_Exercise details_
Copy the data that follows exactly. Include no pictures.

Structured figure records
═══

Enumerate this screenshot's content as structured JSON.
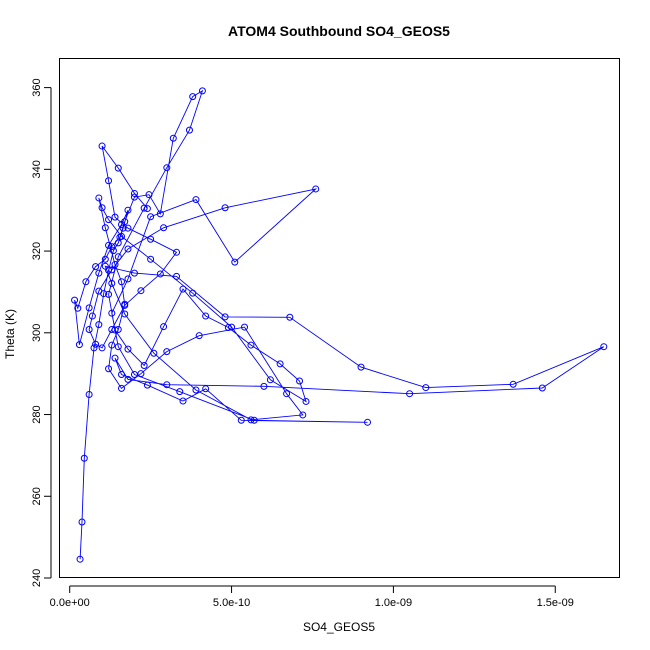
{
  "chart_data": {
    "type": "line",
    "title": "ATOM4 Southbound SO4_GEOS5",
    "xlabel": "SO4_GEOS5",
    "ylabel": "Theta (K)",
    "xlim": [
      -3e-11,
      1.7e-09
    ],
    "ylim": [
      240,
      367
    ],
    "x_ticks": [
      0,
      5e-10,
      1e-09,
      1.5e-09
    ],
    "x_tick_labels": [
      "0.0e+00",
      "5.0e-10",
      "1.0e-09",
      "1.5e-09"
    ],
    "y_ticks": [
      240,
      260,
      280,
      300,
      320,
      340,
      360
    ],
    "y_tick_labels": [
      "240",
      "260",
      "280",
      "300",
      "320",
      "340",
      "360"
    ],
    "grid": false,
    "legend": "none",
    "series": [
      {
        "color": "#0000ff",
        "marker": "open-circle",
        "x": [
          3.2e-11,
          3.8e-11,
          4.5e-11,
          6e-11,
          7.5e-11,
          9e-11,
          1.05e-10,
          1.2e-10,
          1.35e-10,
          1.5e-10,
          1.65e-10,
          1.8e-10,
          1.6e-10,
          1.2e-10,
          9e-11,
          6e-11,
          3e-11,
          1.5e-11,
          2.5e-11,
          5e-11,
          8e-11,
          1.1e-10,
          1.3e-10,
          1.55e-10,
          1.7e-10,
          2e-10,
          2.45e-10,
          2.8e-10,
          3.2e-10,
          3.8e-10,
          4.1e-10,
          3.7e-10,
          3e-10,
          2.3e-10,
          1.5e-10,
          1.2e-10,
          1.4e-10,
          1.8e-10,
          2.3e-10,
          2.9e-10,
          3.5e-10,
          4.2e-10,
          4.9e-10,
          5.6e-10,
          6.5e-10,
          7.1e-10,
          7.3e-10,
          6.2e-10,
          5e-10,
          3.8e-10,
          2.5e-10,
          1.6e-10,
          1.2e-10,
          1e-10,
          9e-11,
          1.1e-10,
          1.4e-10,
          1.6e-10,
          1.7e-10,
          1.5e-10,
          1.3e-10,
          1.2e-10,
          1.6e-10,
          2.2e-10,
          3e-10,
          4e-10,
          5.4e-10,
          6.7e-10,
          7.2e-10,
          5.6e-10,
          3.9e-10,
          2.6e-10,
          1.7e-10,
          1.3e-10,
          1.1e-10,
          2e-10,
          3.3e-10,
          4.8e-10,
          6.8e-10,
          9e-10,
          1.1e-09,
          1.37e-09,
          1.65e-09,
          1.46e-09,
          1.05e-09,
          6e-10,
          3e-10,
          1.8e-10,
          1.4e-10,
          1.6e-10,
          2.4e-10,
          3.5e-10,
          4.2e-10,
          5.3e-10,
          9.2e-10,
          5.7e-10,
          3.4e-10,
          2e-10,
          1.5e-10,
          1.3e-10,
          1.8e-10,
          2.5e-10,
          3.9e-10,
          5.1e-10,
          7.6e-10,
          4.8e-10,
          2.9e-10,
          1.8e-10,
          1.3e-10,
          9e-11,
          7e-11,
          6e-11,
          8e-11,
          1e-10,
          1.3e-10,
          1.7e-10,
          2.2e-10,
          2.8e-10,
          3.3e-10,
          2.5e-10,
          1.8e-10,
          1.4e-10,
          1.2e-10,
          1e-10,
          1.5e-10,
          2e-10,
          2.4e-10
        ],
        "y": [
          244.6,
          253.7,
          269.3,
          284.9,
          296.3,
          302.0,
          309.6,
          315.3,
          320.1,
          322.0,
          325.6,
          330.0,
          326.5,
          321.4,
          314.6,
          306.1,
          297.1,
          308.0,
          306.0,
          312.5,
          316.2,
          318.0,
          321.1,
          323.4,
          327.2,
          333.2,
          333.8,
          329.1,
          347.6,
          357.8,
          359.2,
          349.6,
          340.4,
          330.5,
          318.6,
          309.4,
          300.7,
          296.0,
          292.0,
          301.5,
          310.7,
          304.1,
          301.3,
          297.0,
          292.4,
          288.2,
          283.2,
          288.5,
          301.4,
          309.7,
          318.0,
          323.6,
          327.7,
          330.6,
          333.0,
          325.7,
          316.7,
          312.5,
          307.0,
          300.8,
          297.0,
          291.2,
          286.4,
          290.0,
          295.4,
          299.3,
          301.4,
          285.1,
          279.9,
          278.7,
          286.0,
          295.0,
          304.6,
          312.1,
          316.3,
          314.6,
          313.8,
          303.9,
          303.8,
          291.6,
          286.6,
          287.4,
          296.6,
          286.5,
          285.1,
          286.9,
          287.3,
          288.6,
          293.8,
          289.8,
          287.2,
          283.3,
          286.3,
          278.6,
          278.1,
          278.6,
          285.6,
          289.8,
          296.6,
          304.8,
          313.2,
          328.4,
          332.6,
          317.3,
          335.2,
          330.6,
          325.7,
          320.5,
          315.4,
          310.2,
          304.1,
          300.8,
          297.2,
          296.3,
          300.8,
          306.7,
          310.3,
          314.4,
          319.7,
          322.9,
          325.6,
          328.3,
          337.2,
          345.7,
          340.3,
          334.1,
          330.4
        ]
      }
    ]
  }
}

═══

_Exercise result_
Enumerate this screenshot's content as structured JSON.
{
  "chart_data": {
    "type": "line",
    "title": "ATOM4 Southbound SO4_GEOS5",
    "xlabel": "SO4_GEOS5",
    "ylabel": "Theta (K)",
    "xlim": [
      -3e-11,
      1.7e-09
    ],
    "ylim": [
      240,
      367
    ],
    "x_ticks": [
      0,
      5e-10,
      1e-09,
      1.5e-09
    ],
    "x_tick_labels": [
      "0.0e+00",
      "5.0e-10",
      "1.0e-09",
      "1.5e-09"
    ],
    "y_ticks": [
      240,
      260,
      280,
      300,
      320,
      340,
      360
    ],
    "y_tick_labels": [
      "240",
      "260",
      "280",
      "300",
      "320",
      "340",
      "360"
    ],
    "grid": false,
    "legend": "none",
    "series": [
      {
        "color": "#0000ff",
        "marker": "open-circle",
        "x": [
          3.2e-11,
          3.8e-11,
          4.5e-11,
          6e-11,
          7.5e-11,
          9e-11,
          1.05e-10,
          1.2e-10,
          1.35e-10,
          1.5e-10,
          1.65e-10,
          1.8e-10,
          1.6e-10,
          1.2e-10,
          9e-11,
          6e-11,
          3e-11,
          1.5e-11,
          2.5e-11,
          5e-11,
          8e-11,
          1.1e-10,
          1.3e-10,
          1.55e-10,
          1.7e-10,
          2e-10,
          2.45e-10,
          2.8e-10,
          3.2e-10,
          3.8e-10,
          4.1e-10,
          3.7e-10,
          3e-10,
          2.3e-10,
          1.5e-10,
          1.2e-10,
          1.4e-10,
          1.8e-10,
          2.3e-10,
          2.9e-10,
          3.5e-10,
          4.2e-10,
          4.9e-10,
          5.6e-10,
          6.5e-10,
          7.1e-10,
          7.3e-10,
          6.2e-10,
          5e-10,
          3.8e-10,
          2.5e-10,
          1.6e-10,
          1.2e-10,
          1e-10,
          9e-11,
          1.1e-10,
          1.4e-10,
          1.6e-10,
          1.7e-10,
          1.5e-10,
          1.3e-10,
          1.2e-10,
          1.6e-10,
          2.2e-10,
          3e-10,
          4e-10,
          5.4e-10,
          6.7e-10,
          7.2e-10,
          5.6e-10,
          3.9e-10,
          2.6e-10,
          1.7e-10,
          1.3e-10,
          1.1e-10,
          2e-10,
          3.3e-10,
          4.8e-10,
          6.8e-10,
          9e-10,
          1.1e-09,
          1.37e-09,
          1.65e-09,
          1.46e-09,
          1.05e-09,
          6e-10,
          3e-10,
          1.8e-10,
          1.4e-10,
          1.6e-10,
          2.4e-10,
          3.5e-10,
          4.2e-10,
          5.3e-10,
          9.2e-10,
          5.7e-10,
          3.4e-10,
          2e-10,
          1.5e-10,
          1.3e-10,
          1.8e-10,
          2.5e-10,
          3.9e-10,
          5.1e-10,
          7.6e-10,
          4.8e-10,
          2.9e-10,
          1.8e-10,
          1.3e-10,
          9e-11,
          7e-11,
          6e-11,
          8e-11,
          1e-10,
          1.3e-10,
          1.7e-10,
          2.2e-10,
          2.8e-10,
          3.3e-10,
          2.5e-10,
          1.8e-10,
          1.4e-10,
          1.2e-10,
          1e-10,
          1.5e-10,
          2e-10,
          2.4e-10
        ],
        "y": [
          244.6,
          253.7,
          269.3,
          284.9,
          296.3,
          302.0,
          309.6,
          315.3,
          320.1,
          322.0,
          325.6,
          330.0,
          326.5,
          321.4,
          314.6,
          306.1,
          297.1,
          308.0,
          306.0,
          312.5,
          316.2,
          318.0,
          321.1,
          323.4,
          327.2,
          333.2,
          333.8,
          329.1,
          347.6,
          357.8,
          359.2,
          349.6,
          340.4,
          330.5,
          318.6,
          309.4,
          300.7,
          296.0,
          292.0,
          301.5,
          310.7,
          304.1,
          301.3,
          297.0,
          292.4,
          288.2,
          283.2,
          288.5,
          301.4,
          309.7,
          318.0,
          323.6,
          327.7,
          330.6,
          333.0,
          325.7,
          316.7,
          312.5,
          307.0,
          300.8,
          297.0,
          291.2,
          286.4,
          290.0,
          295.4,
          299.3,
          301.4,
          285.1,
          279.9,
          278.7,
          286.0,
          295.0,
          304.6,
          312.1,
          316.3,
          314.6,
          313.8,
          303.9,
          303.8,
          291.6,
          286.6,
          287.4,
          296.6,
          286.5,
          285.1,
          286.9,
          287.3,
          288.6,
          293.8,
          289.8,
          287.2,
          283.3,
          286.3,
          278.6,
          278.1,
          278.6,
          285.6,
          289.8,
          296.6,
          304.8,
          313.2,
          328.4,
          332.6,
          317.3,
          335.2,
          330.6,
          325.7,
          320.5,
          315.4,
          310.2,
          304.1,
          300.8,
          297.2,
          296.3,
          300.8,
          306.7,
          310.3,
          314.4,
          319.7,
          322.9,
          325.6,
          328.3,
          337.2,
          345.7,
          340.3,
          334.1,
          330.4
        ]
      }
    ]
  }
}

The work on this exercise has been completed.